Entries with figure data:
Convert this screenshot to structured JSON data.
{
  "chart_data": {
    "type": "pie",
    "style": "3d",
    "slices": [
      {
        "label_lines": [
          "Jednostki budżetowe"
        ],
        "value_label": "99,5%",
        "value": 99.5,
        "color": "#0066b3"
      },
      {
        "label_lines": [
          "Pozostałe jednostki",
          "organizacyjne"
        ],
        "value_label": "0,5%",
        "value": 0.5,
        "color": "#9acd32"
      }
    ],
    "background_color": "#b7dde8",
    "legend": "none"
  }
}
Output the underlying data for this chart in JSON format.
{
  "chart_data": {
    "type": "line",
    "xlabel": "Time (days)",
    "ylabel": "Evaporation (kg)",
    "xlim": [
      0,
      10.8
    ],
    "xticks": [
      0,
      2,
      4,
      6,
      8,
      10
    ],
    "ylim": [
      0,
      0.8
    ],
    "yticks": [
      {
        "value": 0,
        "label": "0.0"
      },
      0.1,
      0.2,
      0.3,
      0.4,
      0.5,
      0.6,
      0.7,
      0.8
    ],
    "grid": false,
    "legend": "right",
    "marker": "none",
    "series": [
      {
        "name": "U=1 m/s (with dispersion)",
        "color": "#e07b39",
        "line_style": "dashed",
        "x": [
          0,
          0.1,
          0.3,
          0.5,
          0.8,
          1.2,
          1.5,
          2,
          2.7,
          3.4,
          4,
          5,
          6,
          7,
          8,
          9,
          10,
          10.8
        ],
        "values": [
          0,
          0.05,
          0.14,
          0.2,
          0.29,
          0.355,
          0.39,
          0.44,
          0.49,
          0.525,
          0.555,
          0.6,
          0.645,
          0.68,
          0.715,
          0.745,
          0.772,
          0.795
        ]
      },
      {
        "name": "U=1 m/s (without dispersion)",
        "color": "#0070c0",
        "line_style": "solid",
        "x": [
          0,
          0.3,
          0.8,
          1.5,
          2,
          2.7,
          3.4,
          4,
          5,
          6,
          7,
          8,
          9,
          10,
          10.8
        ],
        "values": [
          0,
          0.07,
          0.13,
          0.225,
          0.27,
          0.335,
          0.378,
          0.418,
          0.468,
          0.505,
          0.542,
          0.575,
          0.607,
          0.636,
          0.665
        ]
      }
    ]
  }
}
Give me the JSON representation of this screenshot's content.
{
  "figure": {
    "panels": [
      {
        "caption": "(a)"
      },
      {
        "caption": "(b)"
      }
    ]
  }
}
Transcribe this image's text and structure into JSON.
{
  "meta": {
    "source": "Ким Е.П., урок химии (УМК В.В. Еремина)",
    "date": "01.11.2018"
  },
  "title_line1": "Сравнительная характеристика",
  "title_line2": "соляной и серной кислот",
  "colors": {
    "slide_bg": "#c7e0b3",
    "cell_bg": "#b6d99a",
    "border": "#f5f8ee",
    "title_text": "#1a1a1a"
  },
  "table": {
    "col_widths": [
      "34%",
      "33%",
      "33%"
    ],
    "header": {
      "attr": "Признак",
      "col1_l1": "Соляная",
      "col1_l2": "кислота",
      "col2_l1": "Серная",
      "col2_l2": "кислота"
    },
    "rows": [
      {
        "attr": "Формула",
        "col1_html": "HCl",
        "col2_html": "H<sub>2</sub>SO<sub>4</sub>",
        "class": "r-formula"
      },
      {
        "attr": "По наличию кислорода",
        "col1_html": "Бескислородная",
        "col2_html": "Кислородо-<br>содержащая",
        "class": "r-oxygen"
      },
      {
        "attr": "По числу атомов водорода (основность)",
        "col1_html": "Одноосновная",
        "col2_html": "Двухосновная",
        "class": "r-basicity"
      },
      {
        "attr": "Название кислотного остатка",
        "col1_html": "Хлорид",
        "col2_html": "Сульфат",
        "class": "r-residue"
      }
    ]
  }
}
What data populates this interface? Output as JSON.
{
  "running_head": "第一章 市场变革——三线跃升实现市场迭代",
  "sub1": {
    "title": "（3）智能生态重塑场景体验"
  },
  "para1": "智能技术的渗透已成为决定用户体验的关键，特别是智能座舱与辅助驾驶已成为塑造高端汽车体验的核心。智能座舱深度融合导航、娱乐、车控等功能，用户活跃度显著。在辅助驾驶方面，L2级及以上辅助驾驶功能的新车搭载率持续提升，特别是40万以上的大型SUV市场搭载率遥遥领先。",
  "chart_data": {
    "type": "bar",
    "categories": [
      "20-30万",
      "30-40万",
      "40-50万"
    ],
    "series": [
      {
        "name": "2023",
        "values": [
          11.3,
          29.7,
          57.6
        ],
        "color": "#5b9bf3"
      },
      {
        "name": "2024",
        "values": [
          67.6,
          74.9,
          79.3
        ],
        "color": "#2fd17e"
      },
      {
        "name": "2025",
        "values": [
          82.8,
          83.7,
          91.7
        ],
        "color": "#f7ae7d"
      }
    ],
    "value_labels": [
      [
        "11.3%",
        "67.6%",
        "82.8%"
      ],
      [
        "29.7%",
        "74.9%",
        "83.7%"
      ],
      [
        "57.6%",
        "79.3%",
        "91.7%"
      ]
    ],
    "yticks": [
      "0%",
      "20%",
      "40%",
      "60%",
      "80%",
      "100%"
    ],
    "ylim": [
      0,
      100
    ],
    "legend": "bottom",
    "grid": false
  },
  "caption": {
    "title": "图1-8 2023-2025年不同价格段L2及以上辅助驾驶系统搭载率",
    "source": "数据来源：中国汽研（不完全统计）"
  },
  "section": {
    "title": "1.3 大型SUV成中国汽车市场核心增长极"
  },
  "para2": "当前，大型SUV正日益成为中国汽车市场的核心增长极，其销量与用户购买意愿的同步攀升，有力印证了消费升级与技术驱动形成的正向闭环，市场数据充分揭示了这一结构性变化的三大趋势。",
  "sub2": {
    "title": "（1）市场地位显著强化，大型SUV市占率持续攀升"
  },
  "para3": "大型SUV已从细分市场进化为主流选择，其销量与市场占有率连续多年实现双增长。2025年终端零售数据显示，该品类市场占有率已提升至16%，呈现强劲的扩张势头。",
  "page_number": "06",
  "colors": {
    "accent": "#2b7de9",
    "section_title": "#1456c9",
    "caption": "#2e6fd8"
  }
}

*WHAT TO PRODUCE:* Please quote the records above exactly, without skipping a line.

*TASK RESULT:*
Convert this screenshot to structured JSON data.
{
  "chart_data": {
    "type": "pie",
    "style": "3d",
    "slices": [
      {
        "label_lines": [
          "Jednostki budżetowe"
        ],
        "value_label": "99,5%",
        "value": 99.5,
        "color": "#0066b3"
      },
      {
        "label_lines": [
          "Pozostałe jednostki",
          "organizacyjne"
        ],
        "value_label": "0,5%",
        "value": 0.5,
        "color": "#9acd32"
      }
    ],
    "background_color": "#b7dde8",
    "legend": "none"
  }
}
Output the underlying data for this chart in JSON format.
{
  "chart_data": {
    "type": "line",
    "xlabel": "Time (days)",
    "ylabel": "Evaporation (kg)",
    "xlim": [
      0,
      10.8
    ],
    "xticks": [
      0,
      2,
      4,
      6,
      8,
      10
    ],
    "ylim": [
      0,
      0.8
    ],
    "yticks": [
      {
        "value": 0,
        "label": "0.0"
      },
      0.1,
      0.2,
      0.3,
      0.4,
      0.5,
      0.6,
      0.7,
      0.8
    ],
    "grid": false,
    "legend": "right",
    "marker": "none",
    "series": [
      {
        "name": "U=1 m/s (with dispersion)",
        "color": "#e07b39",
        "line_style": "dashed",
        "x": [
          0,
          0.1,
          0.3,
          0.5,
          0.8,
          1.2,
          1.5,
          2,
          2.7,
          3.4,
          4,
          5,
          6,
          7,
          8,
          9,
          10,
          10.8
        ],
        "values": [
          0,
          0.05,
          0.14,
          0.2,
          0.29,
          0.355,
          0.39,
          0.44,
          0.49,
          0.525,
          0.555,
          0.6,
          0.645,
          0.68,
          0.715,
          0.745,
          0.772,
          0.795
        ]
      },
      {
        "name": "U=1 m/s (without dispersion)",
        "color": "#0070c0",
        "line_style": "solid",
        "x": [
          0,
          0.3,
          0.8,
          1.5,
          2,
          2.7,
          3.4,
          4,
          5,
          6,
          7,
          8,
          9,
          10,
          10.8
        ],
        "values": [
          0,
          0.07,
          0.13,
          0.225,
          0.27,
          0.335,
          0.378,
          0.418,
          0.468,
          0.505,
          0.542,
          0.575,
          0.607,
          0.636,
          0.665
        ]
      }
    ]
  }
}
Give me the JSON representation of this screenshot's content.
{
  "figure": {
    "panels": [
      {
        "caption": "(a)"
      },
      {
        "caption": "(b)"
      }
    ]
  }
}
Transcribe this image's text and structure into JSON.
{
  "meta": {
    "source": "Ким Е.П., урок химии (УМК В.В. Еремина)",
    "date": "01.11.2018"
  },
  "title_line1": "Сравнительная характеристика",
  "title_line2": "соляной и серной кислот",
  "colors": {
    "slide_bg": "#c7e0b3",
    "cell_bg": "#b6d99a",
    "border": "#f5f8ee",
    "title_text": "#1a1a1a"
  },
  "table": {
    "col_widths": [
      "34%",
      "33%",
      "33%"
    ],
    "header": {
      "attr": "Признак",
      "col1_l1": "Соляная",
      "col1_l2": "кислота",
      "col2_l1": "Серная",
      "col2_l2": "кислота"
    },
    "rows": [
      {
        "attr": "Формула",
        "col1_html": "HCl",
        "col2_html": "H<sub>2</sub>SO<sub>4</sub>",
        "class": "r-formula"
      },
      {
        "attr": "По наличию кислорода",
        "col1_html": "Бескислородная",
        "col2_html": "Кислородо-<br>содержащая",
        "class": "r-oxygen"
      },
      {
        "attr": "По числу атомов водорода (основность)",
        "col1_html": "Одноосновная",
        "col2_html": "Двухосновная",
        "class": "r-basicity"
      },
      {
        "attr": "Название кислотного остатка",
        "col1_html": "Хлорид",
        "col2_html": "Сульфат",
        "class": "r-residue"
      }
    ]
  }
}
What data populates this interface? Output as JSON.
{
  "running_head": "第一章 市场变革——三线跃升实现市场迭代",
  "sub1": {
    "title": "（3）智能生态重塑场景体验"
  },
  "para1": "智能技术的渗透已成为决定用户体验的关键，特别是智能座舱与辅助驾驶已成为塑造高端汽车体验的核心。智能座舱深度融合导航、娱乐、车控等功能，用户活跃度显著。在辅助驾驶方面，L2级及以上辅助驾驶功能的新车搭载率持续提升，特别是40万以上的大型SUV市场搭载率遥遥领先。",
  "chart_data": {
    "type": "bar",
    "categories": [
      "20-30万",
      "30-40万",
      "40-50万"
    ],
    "series": [
      {
        "name": "2023",
        "values": [
          11.3,
          29.7,
          57.6
        ],
        "color": "#5b9bf3"
      },
      {
        "name": "2024",
        "values": [
          67.6,
          74.9,
          79.3
        ],
        "color": "#2fd17e"
      },
      {
        "name": "2025",
        "values": [
          82.8,
          83.7,
          91.7
        ],
        "color": "#f7ae7d"
      }
    ],
    "value_labels": [
      [
        "11.3%",
        "67.6%",
        "82.8%"
      ],
      [
        "29.7%",
        "74.9%",
        "83.7%"
      ],
      [
        "57.6%",
        "79.3%",
        "91.7%"
      ]
    ],
    "yticks": [
      "0%",
      "20%",
      "40%",
      "60%",
      "80%",
      "100%"
    ],
    "ylim": [
      0,
      100
    ],
    "legend": "bottom",
    "grid": false
  },
  "caption": {
    "title": "图1-8 2023-2025年不同价格段L2及以上辅助驾驶系统搭载率",
    "source": "数据来源：中国汽研（不完全统计）"
  },
  "section": {
    "title": "1.3 大型SUV成中国汽车市场核心增长极"
  },
  "para2": "当前，大型SUV正日益成为中国汽车市场的核心增长极，其销量与用户购买意愿的同步攀升，有力印证了消费升级与技术驱动形成的正向闭环，市场数据充分揭示了这一结构性变化的三大趋势。",
  "sub2": {
    "title": "（1）市场地位显著强化，大型SUV市占率持续攀升"
  },
  "para3": "大型SUV已从细分市场进化为主流选择，其销量与市场占有率连续多年实现双增长。2025年终端零售数据显示，该品类市场占有率已提升至16%，呈现强劲的扩张势头。",
  "page_number": "06",
  "colors": {
    "accent": "#2b7de9",
    "section_title": "#1456c9",
    "caption": "#2e6fd8"
  }
}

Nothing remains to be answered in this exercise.